TASK DESCRIPTION: Scan the entries below and extract each line with the word "hortum" in it.

DATA FOR THIS EXERCISE:
══════

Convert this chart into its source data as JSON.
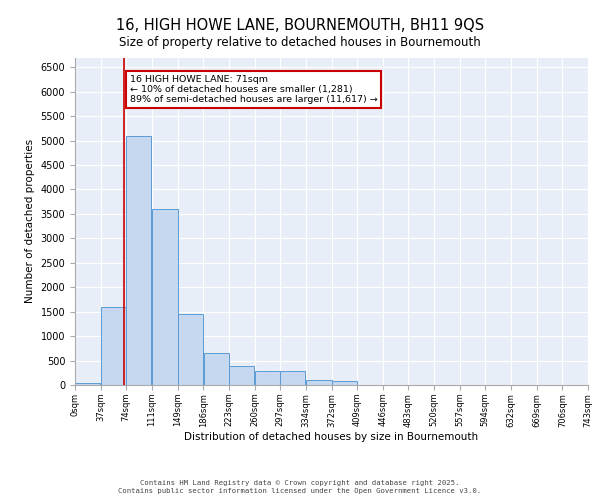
{
  "title": "16, HIGH HOWE LANE, BOURNEMOUTH, BH11 9QS",
  "subtitle": "Size of property relative to detached houses in Bournemouth",
  "xlabel": "Distribution of detached houses by size in Bournemouth",
  "ylabel": "Number of detached properties",
  "footer_line1": "Contains HM Land Registry data © Crown copyright and database right 2025.",
  "footer_line2": "Contains public sector information licensed under the Open Government Licence v3.0.",
  "annotation_title": "16 HIGH HOWE LANE: 71sqm",
  "annotation_line1": "← 10% of detached houses are smaller (1,281)",
  "annotation_line2": "89% of semi-detached houses are larger (11,617) →",
  "property_size": 71,
  "bar_edges": [
    0,
    37,
    74,
    111,
    149,
    186,
    223,
    260,
    297,
    334,
    372,
    409,
    446,
    483,
    520,
    557,
    594,
    632,
    669,
    706,
    743
  ],
  "bar_heights": [
    40,
    1600,
    5100,
    3600,
    1450,
    650,
    390,
    280,
    280,
    100,
    90,
    0,
    0,
    0,
    0,
    0,
    0,
    0,
    0,
    0
  ],
  "bar_color": "#c5d8ef",
  "bar_edge_color": "#5b9bd5",
  "red_line_color": "#cc0000",
  "annotation_box_color": "#cc0000",
  "background_color": "#e8eef7",
  "grid_color": "#ffffff",
  "ylim": [
    0,
    6700
  ],
  "yticks": [
    0,
    500,
    1000,
    1500,
    2000,
    2500,
    3000,
    3500,
    4000,
    4500,
    5000,
    5500,
    6000,
    6500
  ]
}
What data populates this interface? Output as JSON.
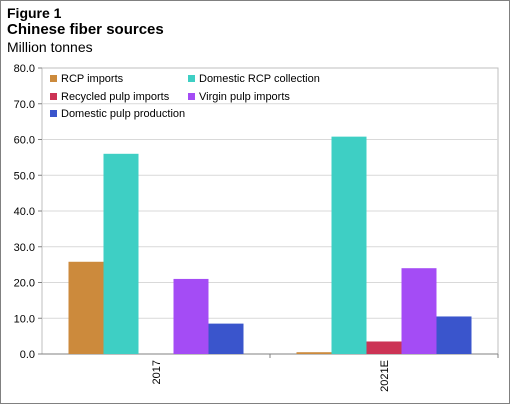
{
  "header": {
    "figure_label": "Figure 1",
    "title": "Chinese fiber sources",
    "subtitle": "Million tonnes"
  },
  "chart_data": {
    "type": "bar",
    "categories": [
      "2017",
      "2021E"
    ],
    "series": [
      {
        "name": "RCP imports",
        "values": [
          25.8,
          0.5
        ],
        "color": "#CC8A3C"
      },
      {
        "name": "Domestic RCP collection",
        "values": [
          56.0,
          60.8
        ],
        "color": "#3ECFC4"
      },
      {
        "name": "Recycled pulp imports",
        "values": [
          0.0,
          3.5
        ],
        "color": "#CC3355"
      },
      {
        "name": "Virgin pulp imports",
        "values": [
          21.0,
          24.0
        ],
        "color": "#A44CF5"
      },
      {
        "name": "Domestic pulp production",
        "values": [
          8.5,
          10.5
        ],
        "color": "#3A55CC"
      }
    ],
    "yticks": [
      "0.0",
      "10.0",
      "20.0",
      "30.0",
      "40.0",
      "50.0",
      "60.0",
      "70.0",
      "80.0"
    ],
    "ylim": [
      0,
      80
    ],
    "grid": true,
    "legend_position": "top-inside"
  }
}
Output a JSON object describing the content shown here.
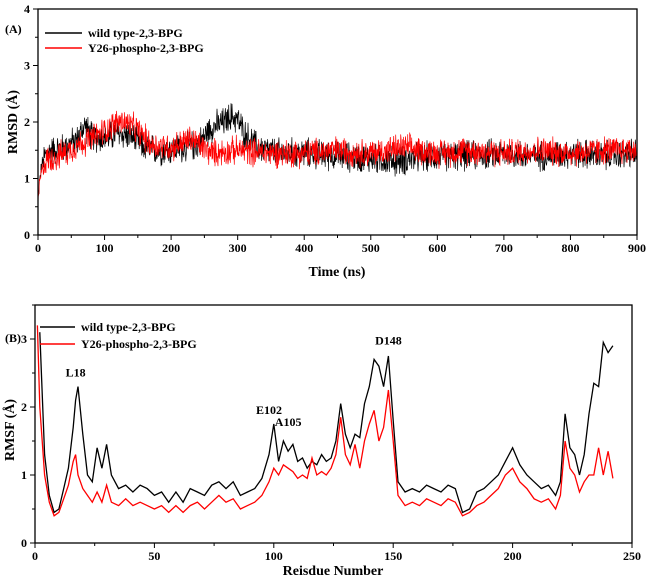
{
  "chart_data": [
    {
      "type": "line",
      "panel_label": "(A)",
      "xlabel": "Time (ns)",
      "ylabel": "RMSD (Å)",
      "xlim": [
        0,
        900
      ],
      "ylim": [
        0,
        4
      ],
      "xticks": [
        0,
        100,
        200,
        300,
        400,
        500,
        600,
        700,
        800,
        900
      ],
      "yticks": [
        0,
        1,
        2,
        3,
        4
      ],
      "legend_position": "top-left",
      "series": [
        {
          "name": "wild type-2,3-BPG",
          "color": "#000000",
          "trend_x": [
            0,
            2,
            5,
            10,
            20,
            40,
            60,
            70,
            80,
            100,
            120,
            140,
            160,
            180,
            200,
            220,
            240,
            260,
            280,
            290,
            300,
            310,
            330,
            360,
            400,
            450,
            500,
            540,
            560,
            600,
            650,
            700,
            750,
            800,
            850,
            900
          ],
          "trend_y": [
            0.6,
            0.9,
            1.2,
            1.4,
            1.5,
            1.55,
            1.7,
            1.95,
            1.75,
            1.7,
            1.8,
            1.75,
            1.55,
            1.5,
            1.5,
            1.55,
            1.6,
            1.9,
            2.0,
            2.1,
            2.05,
            1.8,
            1.55,
            1.45,
            1.45,
            1.4,
            1.35,
            1.3,
            1.35,
            1.4,
            1.4,
            1.45,
            1.4,
            1.45,
            1.4,
            1.45
          ],
          "noise": 0.32
        },
        {
          "name": "Y26-phospho-2,3-BPG",
          "color": "#ff0000",
          "trend_x": [
            0,
            2,
            5,
            10,
            20,
            40,
            60,
            80,
            100,
            120,
            130,
            150,
            170,
            200,
            230,
            260,
            300,
            350,
            400,
            450,
            500,
            550,
            600,
            650,
            700,
            750,
            800,
            850,
            900
          ],
          "trend_y": [
            0.5,
            0.9,
            1.1,
            1.3,
            1.35,
            1.45,
            1.6,
            1.7,
            1.85,
            2.0,
            2.0,
            1.85,
            1.6,
            1.55,
            1.7,
            1.45,
            1.5,
            1.45,
            1.45,
            1.5,
            1.45,
            1.55,
            1.45,
            1.5,
            1.45,
            1.5,
            1.45,
            1.5,
            1.5
          ],
          "noise": 0.3
        }
      ]
    },
    {
      "type": "line",
      "panel_label": "(B)",
      "xlabel": "Reisdue Number",
      "ylabel": "RMSF (Å)",
      "xlim": [
        0,
        250
      ],
      "ylim": [
        0,
        3.5
      ],
      "xticks": [
        0,
        50,
        100,
        150,
        200,
        250
      ],
      "yticks": [
        0,
        1,
        2,
        3
      ],
      "legend_position": "top-left",
      "annotations": [
        {
          "text": "L18",
          "x": 17,
          "y": 2.45
        },
        {
          "text": "E102",
          "x": 98,
          "y": 1.9
        },
        {
          "text": "A105",
          "x": 106,
          "y": 1.72
        },
        {
          "text": "D148",
          "x": 148,
          "y": 2.92
        }
      ],
      "series": [
        {
          "name": "wild type-2,3-BPG",
          "color": "#000000",
          "x": [
            2,
            4,
            6,
            8,
            10,
            12,
            14,
            16,
            17,
            18,
            20,
            22,
            24,
            26,
            28,
            30,
            32,
            35,
            38,
            41,
            44,
            47,
            50,
            53,
            56,
            59,
            62,
            65,
            68,
            71,
            74,
            77,
            80,
            83,
            86,
            89,
            92,
            95,
            98,
            100,
            102,
            104,
            106,
            108,
            110,
            112,
            114,
            116,
            118,
            120,
            122,
            124,
            126,
            128,
            130,
            132,
            134,
            136,
            138,
            140,
            142,
            144,
            146,
            148,
            150,
            152,
            155,
            158,
            161,
            164,
            167,
            170,
            173,
            176,
            179,
            182,
            185,
            188,
            191,
            194,
            197,
            200,
            203,
            206,
            209,
            212,
            215,
            218,
            220,
            222,
            224,
            226,
            228,
            230,
            232,
            234,
            236,
            238,
            240,
            242
          ],
          "y": [
            3.1,
            1.3,
            0.7,
            0.45,
            0.5,
            0.8,
            1.1,
            1.7,
            2.1,
            2.3,
            1.6,
            1.0,
            0.9,
            1.4,
            1.1,
            1.45,
            1.0,
            0.8,
            0.85,
            0.75,
            0.85,
            0.8,
            0.7,
            0.75,
            0.6,
            0.75,
            0.6,
            0.8,
            0.75,
            0.7,
            0.85,
            0.9,
            0.8,
            0.9,
            0.7,
            0.75,
            0.8,
            0.95,
            1.3,
            1.75,
            1.2,
            1.5,
            1.35,
            1.45,
            1.2,
            1.25,
            1.1,
            1.2,
            1.15,
            1.3,
            1.2,
            1.25,
            1.5,
            2.05,
            1.6,
            1.4,
            1.6,
            1.55,
            2.05,
            2.3,
            2.7,
            2.6,
            2.3,
            2.75,
            1.8,
            0.9,
            0.75,
            0.8,
            0.75,
            0.85,
            0.8,
            0.75,
            0.85,
            0.8,
            0.45,
            0.5,
            0.75,
            0.8,
            0.9,
            1.0,
            1.2,
            1.4,
            1.15,
            1.0,
            0.9,
            0.8,
            0.85,
            0.7,
            0.9,
            1.9,
            1.4,
            1.3,
            1.0,
            1.3,
            1.9,
            2.35,
            2.3,
            2.95,
            2.8,
            2.9
          ]
        },
        {
          "name": "Y26-phospho-2,3-BPG",
          "color": "#ff0000",
          "x": [
            1,
            2,
            4,
            6,
            8,
            10,
            12,
            14,
            16,
            17,
            18,
            20,
            22,
            24,
            26,
            28,
            30,
            32,
            35,
            38,
            41,
            44,
            47,
            50,
            53,
            56,
            59,
            62,
            65,
            68,
            71,
            74,
            77,
            80,
            83,
            86,
            89,
            92,
            95,
            98,
            100,
            102,
            104,
            106,
            108,
            110,
            112,
            114,
            116,
            118,
            120,
            122,
            124,
            126,
            128,
            130,
            132,
            134,
            136,
            138,
            140,
            142,
            144,
            146,
            148,
            150,
            152,
            155,
            158,
            161,
            164,
            167,
            170,
            173,
            176,
            179,
            182,
            185,
            188,
            191,
            194,
            197,
            200,
            203,
            206,
            209,
            212,
            215,
            218,
            220,
            222,
            224,
            226,
            228,
            230,
            232,
            234,
            236,
            238,
            240,
            242
          ],
          "y": [
            3.2,
            2.0,
            1.0,
            0.6,
            0.4,
            0.45,
            0.65,
            0.85,
            1.2,
            1.3,
            1.0,
            0.8,
            0.7,
            0.6,
            0.75,
            0.6,
            0.85,
            0.6,
            0.55,
            0.65,
            0.55,
            0.6,
            0.55,
            0.5,
            0.55,
            0.45,
            0.55,
            0.45,
            0.55,
            0.6,
            0.5,
            0.6,
            0.7,
            0.6,
            0.65,
            0.5,
            0.55,
            0.6,
            0.7,
            0.9,
            1.1,
            1.0,
            1.15,
            1.1,
            1.05,
            0.95,
            1.0,
            0.95,
            1.25,
            1.0,
            1.05,
            1.0,
            1.1,
            1.3,
            1.85,
            1.3,
            1.15,
            1.45,
            1.1,
            1.5,
            1.75,
            1.95,
            1.5,
            1.7,
            2.25,
            1.5,
            0.7,
            0.55,
            0.6,
            0.55,
            0.65,
            0.6,
            0.55,
            0.65,
            0.6,
            0.4,
            0.45,
            0.55,
            0.6,
            0.7,
            0.8,
            1.0,
            1.1,
            0.9,
            0.8,
            0.65,
            0.6,
            0.65,
            0.5,
            0.7,
            1.5,
            1.1,
            1.0,
            0.75,
            0.9,
            1.0,
            1.0,
            1.4,
            1.0,
            1.35,
            0.95
          ]
        }
      ]
    }
  ]
}
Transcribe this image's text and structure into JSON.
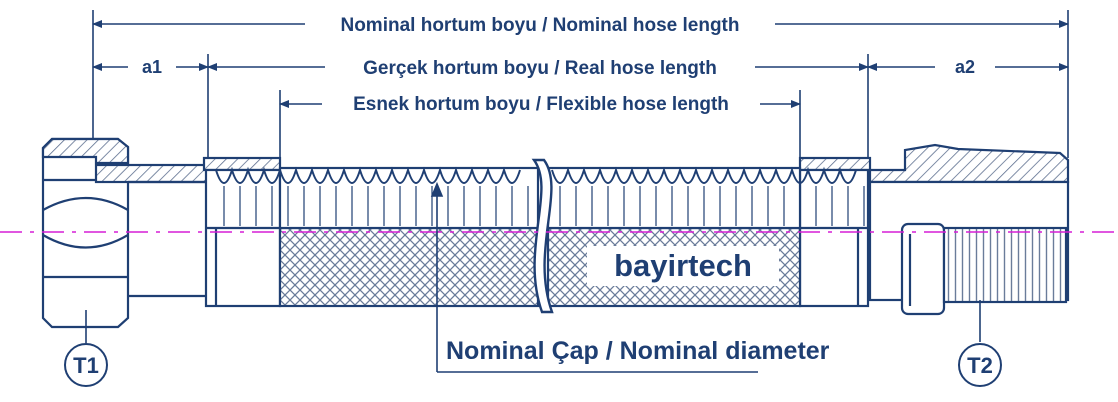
{
  "labels": {
    "nominal_length": "Nominal hortum boyu / Nominal hose length",
    "real_length": "Gerçek hortum boyu / Real hose length",
    "flexible_length": "Esnek hortum boyu / Flexible hose length",
    "a1": "a1",
    "a2": "a2",
    "nominal_diameter": "Nominal Çap / Nominal diameter",
    "brand": "bayirtech",
    "t1": "T1",
    "t2": "T2"
  },
  "colors": {
    "outline": "#1f3f73",
    "hatch": "#6a7c9a",
    "centerline": "#d61fd6",
    "background": "#ffffff"
  }
}
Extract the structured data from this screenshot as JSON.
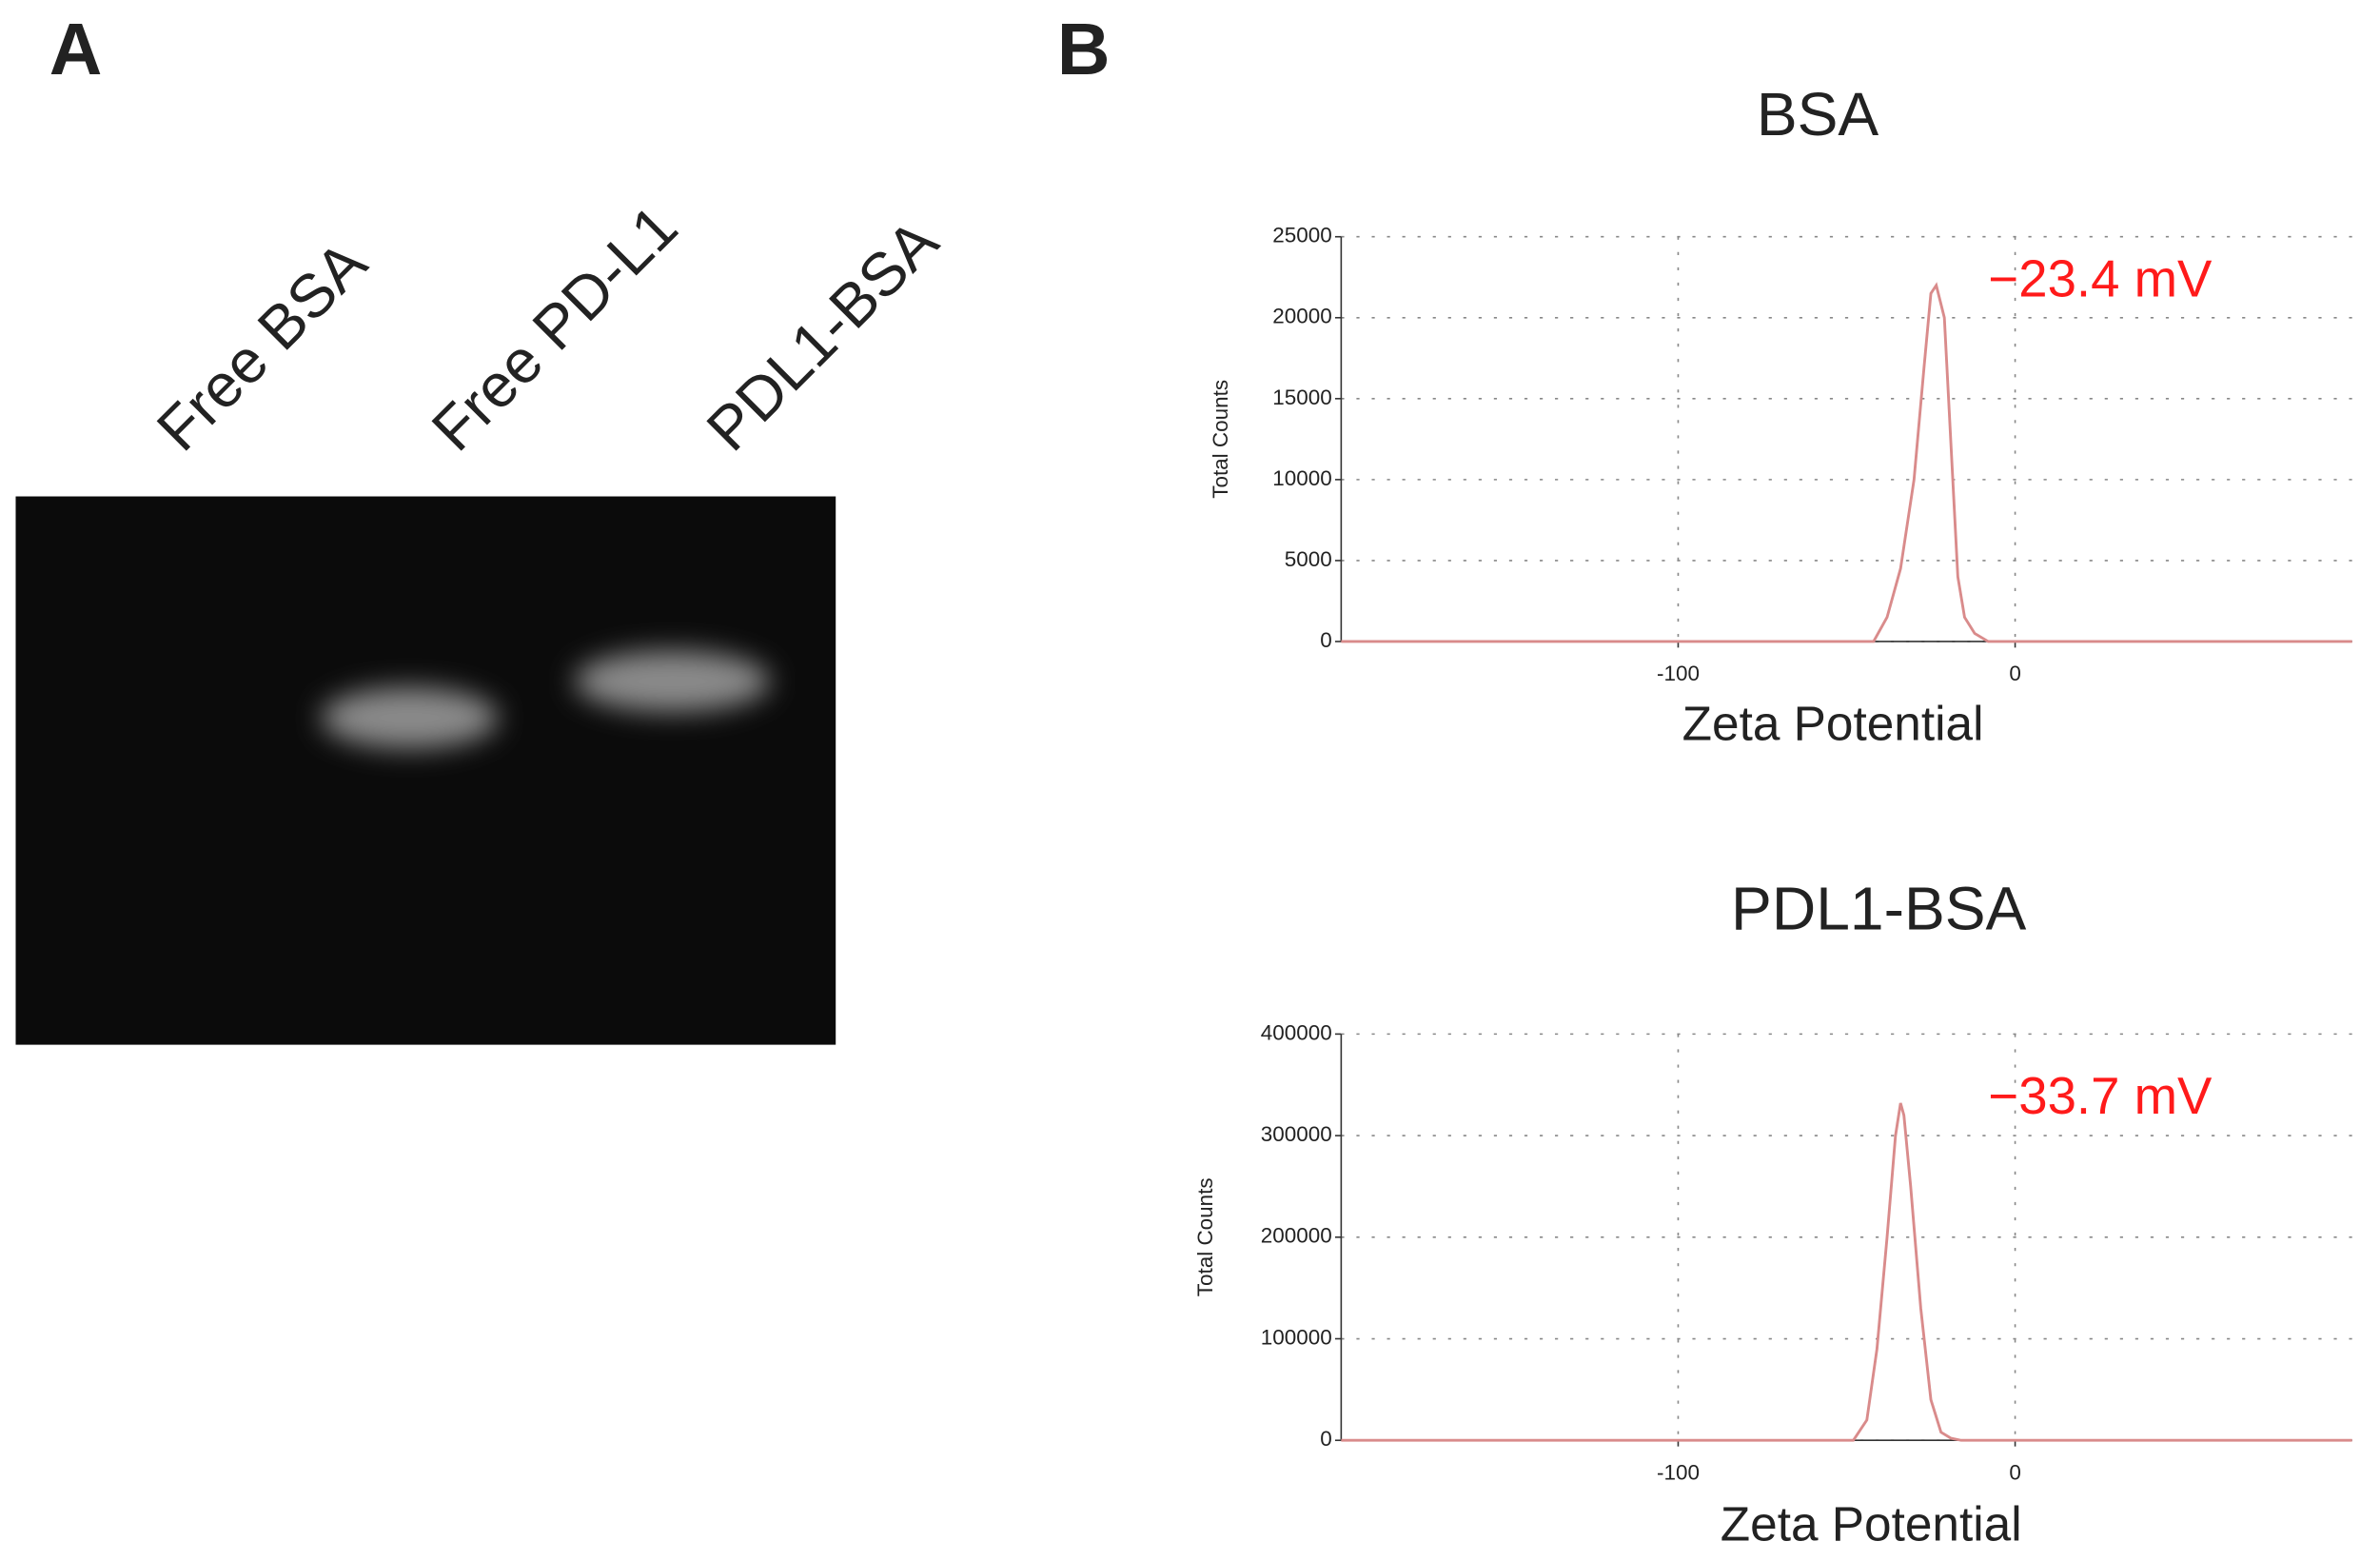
{
  "panel_labels": [
    "A",
    "B"
  ],
  "gel": {
    "lanes": [
      "Free BSA",
      "Free PD-L1",
      "PDL1-BSA"
    ]
  },
  "chart_data": [
    {
      "type": "line",
      "title": "BSA",
      "x_label": "Zeta Potential",
      "y_label": "Total Counts",
      "annotation": "−23.4 mV",
      "annotation_color": "#ff1a1a",
      "x": [
        -200,
        -42,
        -38,
        -34,
        -30,
        -27,
        -25,
        -23.4,
        -21,
        -19,
        -17,
        -15,
        -12,
        -8,
        -5,
        100
      ],
      "series": [
        {
          "color": "#d98b8b",
          "values": [
            0,
            0,
            1500,
            4500,
            10000,
            17000,
            21500,
            22000,
            20000,
            12000,
            4000,
            1500,
            500,
            0,
            0,
            0
          ]
        }
      ],
      "xlim": [
        -200,
        100
      ],
      "xticks": [
        -100,
        0
      ],
      "ylim": [
        0,
        25000
      ],
      "yticks": [
        0,
        5000,
        10000,
        15000,
        20000,
        25000
      ],
      "grid": true
    },
    {
      "type": "line",
      "title": "PDL1-BSA",
      "x_label": "Zeta Potential",
      "y_label": "Total Counts",
      "annotation": "−33.7 mV",
      "annotation_color": "#ff1a1a",
      "x": [
        -200,
        -48,
        -44,
        -41,
        -38,
        -35.5,
        -34,
        -33,
        -31,
        -28,
        -25,
        -22,
        -19,
        -16,
        100
      ],
      "series": [
        {
          "color": "#d98b8b",
          "values": [
            0,
            0,
            20000,
            90000,
            200000,
            300000,
            332000,
            320000,
            250000,
            130000,
            40000,
            8000,
            2000,
            0,
            0
          ]
        }
      ],
      "xlim": [
        -200,
        100
      ],
      "xticks": [
        -100,
        0
      ],
      "ylim": [
        0,
        400000
      ],
      "yticks": [
        0,
        100000,
        200000,
        300000,
        400000
      ],
      "grid": true
    }
  ]
}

══════

EXPECTED ANSWER:
    "nominal_length": "Nominal hortum boyu / Nominal hose length",
    "real_length": "Gerçek hortum boyu / Real hose length",
    "flexible_length": "Esnek hortum boyu / Flexible hose length",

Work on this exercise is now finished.